- GIVEN TASK -
Wherever the word "Farm" appears in a line, copy that line.

(Dataset entries)

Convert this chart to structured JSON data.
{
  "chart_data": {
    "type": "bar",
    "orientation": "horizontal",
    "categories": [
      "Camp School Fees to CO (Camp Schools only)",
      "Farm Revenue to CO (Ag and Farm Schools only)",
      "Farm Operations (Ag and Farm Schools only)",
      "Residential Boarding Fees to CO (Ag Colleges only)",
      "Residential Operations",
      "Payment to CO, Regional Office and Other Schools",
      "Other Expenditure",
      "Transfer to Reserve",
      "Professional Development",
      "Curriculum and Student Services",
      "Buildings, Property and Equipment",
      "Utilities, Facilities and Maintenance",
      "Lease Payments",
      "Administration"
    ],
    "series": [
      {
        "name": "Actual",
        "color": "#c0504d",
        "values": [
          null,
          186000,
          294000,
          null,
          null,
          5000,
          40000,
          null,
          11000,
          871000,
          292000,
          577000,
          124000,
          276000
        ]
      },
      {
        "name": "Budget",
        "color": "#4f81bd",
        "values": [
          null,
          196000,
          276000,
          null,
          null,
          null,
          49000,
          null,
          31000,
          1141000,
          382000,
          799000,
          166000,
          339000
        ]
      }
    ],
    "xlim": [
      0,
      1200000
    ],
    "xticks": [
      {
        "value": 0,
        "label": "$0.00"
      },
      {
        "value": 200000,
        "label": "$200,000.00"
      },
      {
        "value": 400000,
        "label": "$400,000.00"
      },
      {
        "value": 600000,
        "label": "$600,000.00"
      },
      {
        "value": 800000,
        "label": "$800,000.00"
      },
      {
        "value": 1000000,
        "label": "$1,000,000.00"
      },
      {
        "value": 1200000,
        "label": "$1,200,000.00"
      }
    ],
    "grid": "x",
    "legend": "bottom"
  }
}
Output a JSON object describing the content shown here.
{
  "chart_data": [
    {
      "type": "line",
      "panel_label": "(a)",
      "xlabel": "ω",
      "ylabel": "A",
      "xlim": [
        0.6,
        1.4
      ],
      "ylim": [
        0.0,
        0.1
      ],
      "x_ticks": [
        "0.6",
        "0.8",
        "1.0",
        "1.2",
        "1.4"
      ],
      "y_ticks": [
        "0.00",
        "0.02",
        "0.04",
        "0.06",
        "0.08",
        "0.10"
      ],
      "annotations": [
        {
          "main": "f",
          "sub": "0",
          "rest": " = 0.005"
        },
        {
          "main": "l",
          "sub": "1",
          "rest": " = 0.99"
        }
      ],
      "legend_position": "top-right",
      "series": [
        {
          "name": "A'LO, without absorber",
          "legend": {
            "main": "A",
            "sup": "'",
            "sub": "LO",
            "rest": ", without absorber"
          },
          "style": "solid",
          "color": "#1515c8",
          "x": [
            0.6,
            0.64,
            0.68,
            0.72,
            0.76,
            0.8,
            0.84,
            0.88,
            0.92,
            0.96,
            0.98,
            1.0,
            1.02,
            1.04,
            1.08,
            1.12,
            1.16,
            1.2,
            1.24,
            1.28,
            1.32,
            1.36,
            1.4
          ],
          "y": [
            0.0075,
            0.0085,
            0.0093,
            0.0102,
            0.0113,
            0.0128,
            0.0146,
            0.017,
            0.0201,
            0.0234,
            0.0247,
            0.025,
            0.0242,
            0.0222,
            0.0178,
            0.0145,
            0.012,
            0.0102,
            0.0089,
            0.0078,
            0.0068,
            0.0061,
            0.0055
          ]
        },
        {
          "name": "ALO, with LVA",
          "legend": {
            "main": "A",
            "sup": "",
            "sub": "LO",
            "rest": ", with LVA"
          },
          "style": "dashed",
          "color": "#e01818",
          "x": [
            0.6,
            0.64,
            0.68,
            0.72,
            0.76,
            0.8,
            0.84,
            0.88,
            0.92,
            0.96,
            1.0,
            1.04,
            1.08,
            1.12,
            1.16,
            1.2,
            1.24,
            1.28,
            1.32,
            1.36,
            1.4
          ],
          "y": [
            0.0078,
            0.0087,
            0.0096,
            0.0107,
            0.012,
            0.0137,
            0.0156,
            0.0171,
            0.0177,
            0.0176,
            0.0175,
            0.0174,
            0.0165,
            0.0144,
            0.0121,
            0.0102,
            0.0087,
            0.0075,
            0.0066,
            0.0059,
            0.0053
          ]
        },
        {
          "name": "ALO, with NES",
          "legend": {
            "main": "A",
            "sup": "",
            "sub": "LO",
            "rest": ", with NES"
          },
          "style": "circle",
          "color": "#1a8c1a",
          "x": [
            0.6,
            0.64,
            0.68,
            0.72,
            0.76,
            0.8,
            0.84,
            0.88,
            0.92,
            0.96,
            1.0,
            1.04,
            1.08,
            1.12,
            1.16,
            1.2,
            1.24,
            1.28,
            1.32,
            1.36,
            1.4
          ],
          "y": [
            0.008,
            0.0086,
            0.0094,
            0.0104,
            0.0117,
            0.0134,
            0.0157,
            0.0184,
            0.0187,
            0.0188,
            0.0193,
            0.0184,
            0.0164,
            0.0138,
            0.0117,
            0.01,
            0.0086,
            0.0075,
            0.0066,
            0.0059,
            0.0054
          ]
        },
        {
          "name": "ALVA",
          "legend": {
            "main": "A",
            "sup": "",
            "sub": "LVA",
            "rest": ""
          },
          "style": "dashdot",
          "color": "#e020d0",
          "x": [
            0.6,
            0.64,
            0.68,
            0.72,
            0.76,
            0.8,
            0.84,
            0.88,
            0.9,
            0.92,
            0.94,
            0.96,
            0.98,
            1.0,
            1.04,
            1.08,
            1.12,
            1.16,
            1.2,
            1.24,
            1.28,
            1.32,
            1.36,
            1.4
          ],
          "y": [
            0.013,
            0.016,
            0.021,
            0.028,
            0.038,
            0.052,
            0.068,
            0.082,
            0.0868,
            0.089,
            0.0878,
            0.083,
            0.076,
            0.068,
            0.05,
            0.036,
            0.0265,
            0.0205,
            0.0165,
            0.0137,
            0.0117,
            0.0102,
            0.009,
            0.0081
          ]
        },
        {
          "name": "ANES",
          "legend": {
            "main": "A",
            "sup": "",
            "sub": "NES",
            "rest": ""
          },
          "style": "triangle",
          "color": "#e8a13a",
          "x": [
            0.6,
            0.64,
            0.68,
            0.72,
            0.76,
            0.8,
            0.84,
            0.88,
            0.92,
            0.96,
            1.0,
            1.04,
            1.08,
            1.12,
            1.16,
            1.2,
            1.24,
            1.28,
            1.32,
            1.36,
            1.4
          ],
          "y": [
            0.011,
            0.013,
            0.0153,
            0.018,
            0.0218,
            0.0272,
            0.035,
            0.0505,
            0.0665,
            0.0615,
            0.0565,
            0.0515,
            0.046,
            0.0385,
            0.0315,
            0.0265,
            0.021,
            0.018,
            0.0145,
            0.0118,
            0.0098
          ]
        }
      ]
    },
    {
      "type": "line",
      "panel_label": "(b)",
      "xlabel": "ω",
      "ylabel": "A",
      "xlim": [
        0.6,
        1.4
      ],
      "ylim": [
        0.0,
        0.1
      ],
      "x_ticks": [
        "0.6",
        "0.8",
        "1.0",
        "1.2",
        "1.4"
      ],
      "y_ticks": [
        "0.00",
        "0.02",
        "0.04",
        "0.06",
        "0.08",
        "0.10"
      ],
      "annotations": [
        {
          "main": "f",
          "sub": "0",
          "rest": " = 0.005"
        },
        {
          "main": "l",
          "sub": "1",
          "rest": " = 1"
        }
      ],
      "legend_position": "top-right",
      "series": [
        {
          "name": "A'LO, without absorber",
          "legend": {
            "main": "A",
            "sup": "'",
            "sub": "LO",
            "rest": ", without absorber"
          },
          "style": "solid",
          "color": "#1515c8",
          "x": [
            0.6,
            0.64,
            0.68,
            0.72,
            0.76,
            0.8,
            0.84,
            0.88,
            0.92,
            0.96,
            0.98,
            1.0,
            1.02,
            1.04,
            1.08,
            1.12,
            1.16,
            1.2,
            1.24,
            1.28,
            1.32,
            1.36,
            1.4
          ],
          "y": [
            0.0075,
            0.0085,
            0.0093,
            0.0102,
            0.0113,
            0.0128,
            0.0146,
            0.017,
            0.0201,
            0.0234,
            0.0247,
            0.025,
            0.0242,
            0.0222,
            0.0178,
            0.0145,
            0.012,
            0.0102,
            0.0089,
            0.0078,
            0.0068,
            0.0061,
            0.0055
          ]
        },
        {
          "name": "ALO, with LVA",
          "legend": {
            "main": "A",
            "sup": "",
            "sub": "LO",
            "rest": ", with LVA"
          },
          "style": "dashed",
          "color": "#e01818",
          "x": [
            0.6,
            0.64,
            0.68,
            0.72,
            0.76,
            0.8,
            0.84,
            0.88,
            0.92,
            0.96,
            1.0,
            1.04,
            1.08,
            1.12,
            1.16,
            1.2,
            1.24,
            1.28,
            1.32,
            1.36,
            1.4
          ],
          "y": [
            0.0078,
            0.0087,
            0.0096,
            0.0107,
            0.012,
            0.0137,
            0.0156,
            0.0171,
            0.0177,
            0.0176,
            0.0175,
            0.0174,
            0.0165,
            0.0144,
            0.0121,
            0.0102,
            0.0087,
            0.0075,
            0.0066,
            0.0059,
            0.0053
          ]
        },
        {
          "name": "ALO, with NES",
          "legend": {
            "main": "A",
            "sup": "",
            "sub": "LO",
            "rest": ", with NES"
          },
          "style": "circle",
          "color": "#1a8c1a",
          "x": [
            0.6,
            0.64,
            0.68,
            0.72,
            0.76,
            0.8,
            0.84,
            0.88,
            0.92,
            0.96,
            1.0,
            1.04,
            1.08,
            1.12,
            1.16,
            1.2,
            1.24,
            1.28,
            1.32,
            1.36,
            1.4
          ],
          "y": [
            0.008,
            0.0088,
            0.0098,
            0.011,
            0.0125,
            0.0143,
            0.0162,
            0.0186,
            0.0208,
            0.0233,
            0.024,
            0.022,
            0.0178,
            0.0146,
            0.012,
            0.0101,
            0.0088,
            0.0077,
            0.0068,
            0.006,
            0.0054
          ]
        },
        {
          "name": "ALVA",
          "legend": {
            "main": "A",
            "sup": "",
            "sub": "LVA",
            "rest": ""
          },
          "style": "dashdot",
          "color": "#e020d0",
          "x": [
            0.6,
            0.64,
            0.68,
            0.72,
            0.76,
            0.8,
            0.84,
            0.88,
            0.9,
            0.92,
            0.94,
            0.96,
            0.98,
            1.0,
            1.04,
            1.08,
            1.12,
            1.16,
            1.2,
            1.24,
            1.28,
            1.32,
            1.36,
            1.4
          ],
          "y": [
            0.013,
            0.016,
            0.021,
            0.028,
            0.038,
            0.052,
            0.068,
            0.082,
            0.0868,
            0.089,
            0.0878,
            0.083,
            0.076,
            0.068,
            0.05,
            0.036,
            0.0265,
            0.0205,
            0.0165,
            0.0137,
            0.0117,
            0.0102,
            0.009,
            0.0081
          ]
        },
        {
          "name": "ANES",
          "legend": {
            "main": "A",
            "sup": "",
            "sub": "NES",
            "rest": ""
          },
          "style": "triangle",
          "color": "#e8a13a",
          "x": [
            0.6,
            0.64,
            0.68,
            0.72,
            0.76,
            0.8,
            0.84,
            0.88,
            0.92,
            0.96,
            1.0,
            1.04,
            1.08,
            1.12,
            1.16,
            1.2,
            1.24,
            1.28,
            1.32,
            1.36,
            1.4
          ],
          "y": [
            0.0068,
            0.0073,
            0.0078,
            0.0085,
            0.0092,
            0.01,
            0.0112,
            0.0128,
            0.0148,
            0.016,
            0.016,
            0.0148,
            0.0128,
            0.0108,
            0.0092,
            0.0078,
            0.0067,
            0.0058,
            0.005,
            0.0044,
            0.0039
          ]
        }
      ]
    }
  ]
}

- ANSWER TO THE PROBLEM -
      "Farm Revenue to CO (Ag and Farm Schools only)",
      "Farm Operations (Ag and Farm Schools only)",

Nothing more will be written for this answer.